Start of Extracted material

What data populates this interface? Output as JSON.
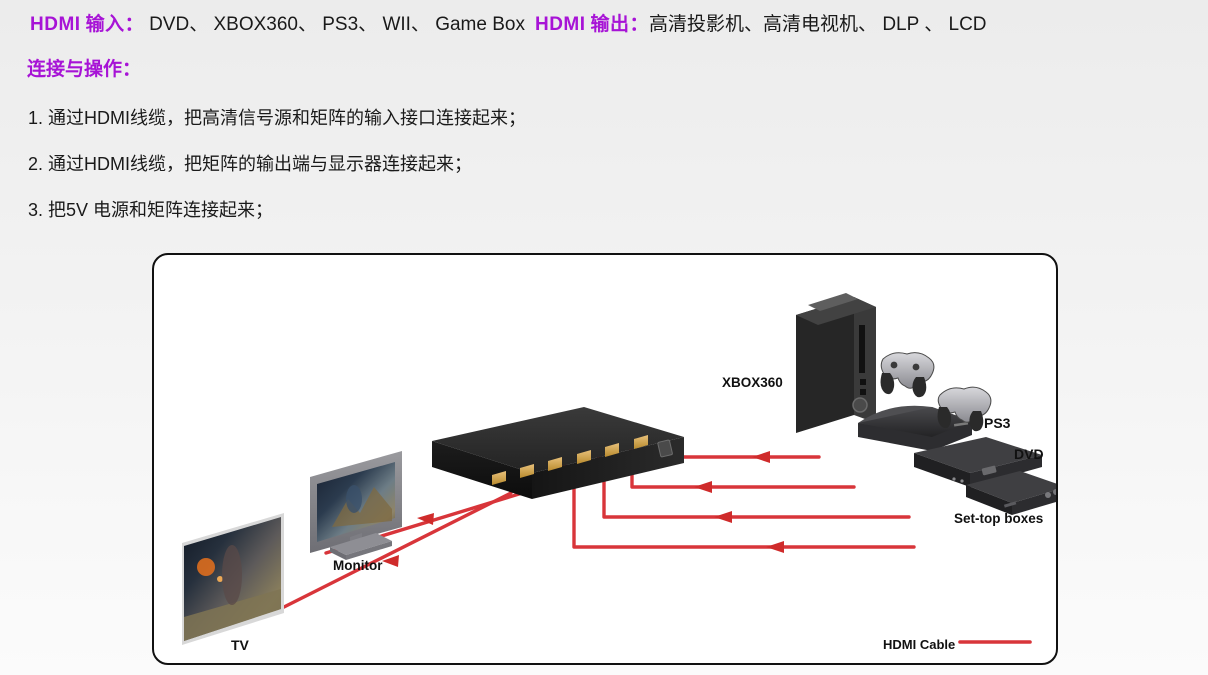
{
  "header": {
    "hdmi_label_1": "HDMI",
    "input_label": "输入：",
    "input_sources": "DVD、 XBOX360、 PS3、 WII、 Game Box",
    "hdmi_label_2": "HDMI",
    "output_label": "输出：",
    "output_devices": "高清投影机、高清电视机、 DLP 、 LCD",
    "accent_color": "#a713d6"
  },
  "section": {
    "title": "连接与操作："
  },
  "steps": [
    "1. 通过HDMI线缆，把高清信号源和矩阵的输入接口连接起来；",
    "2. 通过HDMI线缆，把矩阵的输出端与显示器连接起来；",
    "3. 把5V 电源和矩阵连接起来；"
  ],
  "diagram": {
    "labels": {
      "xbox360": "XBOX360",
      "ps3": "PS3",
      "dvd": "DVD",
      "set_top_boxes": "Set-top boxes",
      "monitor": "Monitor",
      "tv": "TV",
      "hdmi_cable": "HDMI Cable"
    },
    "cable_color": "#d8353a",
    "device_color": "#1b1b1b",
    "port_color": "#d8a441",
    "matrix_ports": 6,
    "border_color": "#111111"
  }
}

End of Extracted material

__What you are asked to do__
Can you retype every record above exactly, leaving out the pictures?

__Solution__
What data populates this interface? Output as JSON.
{
  "header": {
    "hdmi_label_1": "HDMI",
    "input_label": "输入：",
    "input_sources": "DVD、 XBOX360、 PS3、 WII、 Game Box",
    "hdmi_label_2": "HDMI",
    "output_label": "输出：",
    "output_devices": "高清投影机、高清电视机、 DLP 、 LCD",
    "accent_color": "#a713d6"
  },
  "section": {
    "title": "连接与操作："
  },
  "steps": [
    "1. 通过HDMI线缆，把高清信号源和矩阵的输入接口连接起来；",
    "2. 通过HDMI线缆，把矩阵的输出端与显示器连接起来；",
    "3. 把5V 电源和矩阵连接起来；"
  ],
  "diagram": {
    "labels": {
      "xbox360": "XBOX360",
      "ps3": "PS3",
      "dvd": "DVD",
      "set_top_boxes": "Set-top boxes",
      "monitor": "Monitor",
      "tv": "TV",
      "hdmi_cable": "HDMI Cable"
    },
    "cable_color": "#d8353a",
    "device_color": "#1b1b1b",
    "port_color": "#d8a441",
    "matrix_ports": 6,
    "border_color": "#111111"
  }
}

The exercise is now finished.